For every line in the data below that contains "помещение", copy the line.

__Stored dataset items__
::::

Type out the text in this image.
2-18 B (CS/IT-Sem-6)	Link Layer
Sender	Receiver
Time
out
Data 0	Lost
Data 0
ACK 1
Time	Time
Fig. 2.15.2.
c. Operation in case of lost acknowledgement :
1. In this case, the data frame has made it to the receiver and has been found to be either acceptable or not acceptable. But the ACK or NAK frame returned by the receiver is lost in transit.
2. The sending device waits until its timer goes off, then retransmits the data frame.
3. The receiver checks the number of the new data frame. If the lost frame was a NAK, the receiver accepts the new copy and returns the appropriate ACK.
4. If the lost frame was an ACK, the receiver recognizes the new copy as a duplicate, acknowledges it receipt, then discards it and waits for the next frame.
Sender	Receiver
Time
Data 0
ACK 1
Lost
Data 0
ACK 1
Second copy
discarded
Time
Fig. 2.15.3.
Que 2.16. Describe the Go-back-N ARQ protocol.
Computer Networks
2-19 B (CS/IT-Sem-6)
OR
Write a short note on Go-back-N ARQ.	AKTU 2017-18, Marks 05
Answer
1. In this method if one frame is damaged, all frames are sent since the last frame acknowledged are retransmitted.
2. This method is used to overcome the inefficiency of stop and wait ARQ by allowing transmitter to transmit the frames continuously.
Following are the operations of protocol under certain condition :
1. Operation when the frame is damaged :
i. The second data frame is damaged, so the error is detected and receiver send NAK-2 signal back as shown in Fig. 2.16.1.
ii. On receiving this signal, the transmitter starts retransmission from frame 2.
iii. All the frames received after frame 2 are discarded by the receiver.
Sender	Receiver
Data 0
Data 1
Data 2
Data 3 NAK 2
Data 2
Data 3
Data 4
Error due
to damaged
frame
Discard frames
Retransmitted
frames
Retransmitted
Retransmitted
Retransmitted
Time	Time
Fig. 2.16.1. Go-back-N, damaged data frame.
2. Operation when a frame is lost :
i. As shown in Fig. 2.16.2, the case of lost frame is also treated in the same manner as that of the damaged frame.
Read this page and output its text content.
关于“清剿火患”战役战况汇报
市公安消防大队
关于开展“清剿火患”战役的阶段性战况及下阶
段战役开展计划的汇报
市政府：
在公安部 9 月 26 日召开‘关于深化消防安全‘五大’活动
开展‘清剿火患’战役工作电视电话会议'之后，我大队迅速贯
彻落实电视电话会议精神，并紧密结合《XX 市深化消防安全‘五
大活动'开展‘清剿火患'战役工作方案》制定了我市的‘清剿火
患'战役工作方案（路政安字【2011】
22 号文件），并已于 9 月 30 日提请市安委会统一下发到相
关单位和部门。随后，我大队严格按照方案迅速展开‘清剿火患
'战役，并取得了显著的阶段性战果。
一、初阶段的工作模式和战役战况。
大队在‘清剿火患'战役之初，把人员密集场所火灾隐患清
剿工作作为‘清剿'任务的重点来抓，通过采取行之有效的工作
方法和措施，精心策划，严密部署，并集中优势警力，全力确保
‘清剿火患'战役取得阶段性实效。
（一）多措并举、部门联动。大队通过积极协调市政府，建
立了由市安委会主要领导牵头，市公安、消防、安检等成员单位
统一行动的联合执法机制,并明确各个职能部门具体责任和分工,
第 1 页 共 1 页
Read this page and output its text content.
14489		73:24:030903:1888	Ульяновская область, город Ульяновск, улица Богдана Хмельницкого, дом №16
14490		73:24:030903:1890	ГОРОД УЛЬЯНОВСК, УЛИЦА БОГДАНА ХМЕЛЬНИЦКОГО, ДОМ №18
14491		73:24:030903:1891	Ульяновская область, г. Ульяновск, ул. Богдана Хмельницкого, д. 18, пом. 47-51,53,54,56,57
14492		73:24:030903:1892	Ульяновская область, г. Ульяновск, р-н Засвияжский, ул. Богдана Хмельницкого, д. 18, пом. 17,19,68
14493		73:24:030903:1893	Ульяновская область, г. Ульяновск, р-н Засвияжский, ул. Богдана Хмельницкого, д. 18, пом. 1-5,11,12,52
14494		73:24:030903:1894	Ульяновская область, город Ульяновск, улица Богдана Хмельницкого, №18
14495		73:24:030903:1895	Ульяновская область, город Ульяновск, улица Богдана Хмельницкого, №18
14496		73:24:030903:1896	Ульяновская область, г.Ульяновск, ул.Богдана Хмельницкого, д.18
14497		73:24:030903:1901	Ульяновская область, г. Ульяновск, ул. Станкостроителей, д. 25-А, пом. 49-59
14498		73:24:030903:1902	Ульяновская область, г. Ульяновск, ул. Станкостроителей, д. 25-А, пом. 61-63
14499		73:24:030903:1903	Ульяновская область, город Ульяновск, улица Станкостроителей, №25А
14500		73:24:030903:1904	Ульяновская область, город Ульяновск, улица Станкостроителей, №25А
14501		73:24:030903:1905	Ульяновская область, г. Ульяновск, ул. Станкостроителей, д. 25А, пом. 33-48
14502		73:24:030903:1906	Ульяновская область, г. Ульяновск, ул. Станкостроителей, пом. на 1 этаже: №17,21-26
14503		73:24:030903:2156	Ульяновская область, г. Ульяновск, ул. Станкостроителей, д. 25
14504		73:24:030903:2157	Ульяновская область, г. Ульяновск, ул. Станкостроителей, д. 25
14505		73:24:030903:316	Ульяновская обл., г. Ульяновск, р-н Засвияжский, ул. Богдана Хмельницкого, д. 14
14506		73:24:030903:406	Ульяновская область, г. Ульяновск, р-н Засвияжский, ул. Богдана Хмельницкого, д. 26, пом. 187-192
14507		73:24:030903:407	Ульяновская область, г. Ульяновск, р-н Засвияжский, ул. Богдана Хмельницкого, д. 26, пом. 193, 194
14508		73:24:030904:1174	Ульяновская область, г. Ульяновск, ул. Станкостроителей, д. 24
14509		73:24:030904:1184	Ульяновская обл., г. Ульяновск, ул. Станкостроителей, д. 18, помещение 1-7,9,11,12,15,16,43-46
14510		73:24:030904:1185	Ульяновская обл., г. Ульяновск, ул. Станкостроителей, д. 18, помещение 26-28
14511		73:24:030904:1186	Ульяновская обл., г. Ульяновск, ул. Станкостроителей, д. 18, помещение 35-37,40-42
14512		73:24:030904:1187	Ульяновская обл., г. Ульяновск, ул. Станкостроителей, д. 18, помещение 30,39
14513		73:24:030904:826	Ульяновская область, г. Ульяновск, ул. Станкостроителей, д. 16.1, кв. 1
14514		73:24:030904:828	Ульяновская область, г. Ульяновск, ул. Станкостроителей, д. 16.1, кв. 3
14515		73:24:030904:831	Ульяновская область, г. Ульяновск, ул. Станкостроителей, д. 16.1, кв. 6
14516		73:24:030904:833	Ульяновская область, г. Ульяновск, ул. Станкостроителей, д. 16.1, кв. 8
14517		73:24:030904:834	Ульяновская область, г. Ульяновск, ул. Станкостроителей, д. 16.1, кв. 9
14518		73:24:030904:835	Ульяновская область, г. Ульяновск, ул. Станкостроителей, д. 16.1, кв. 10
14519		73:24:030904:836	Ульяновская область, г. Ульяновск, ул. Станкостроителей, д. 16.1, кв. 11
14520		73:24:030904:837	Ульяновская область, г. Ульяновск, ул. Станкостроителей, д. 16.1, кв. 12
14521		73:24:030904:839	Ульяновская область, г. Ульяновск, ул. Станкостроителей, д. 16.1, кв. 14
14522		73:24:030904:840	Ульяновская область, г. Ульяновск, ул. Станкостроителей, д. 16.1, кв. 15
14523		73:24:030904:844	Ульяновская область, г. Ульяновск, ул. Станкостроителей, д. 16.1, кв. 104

::::

__Exercise solution__
14509		73:24:030904:1184	Ульяновская обл., г. Ульяновск, ул. Станкостроителей, д. 18, помещение 1-7,9,11,12,15,16,43-46
14510		73:24:030904:1185	Ульяновская обл., г. Ульяновск, ул. Станкостроителей, д. 18, помещение 26-28
14511		73:24:030904:1186	Ульяновская обл., г. Ульяновск, ул. Станкостроителей, д. 18, помещение 35-37,40-42
14512		73:24:030904:1187	Ульяновская обл., г. Ульяновск, ул. Станкостроителей, д. 18, помещение 30,39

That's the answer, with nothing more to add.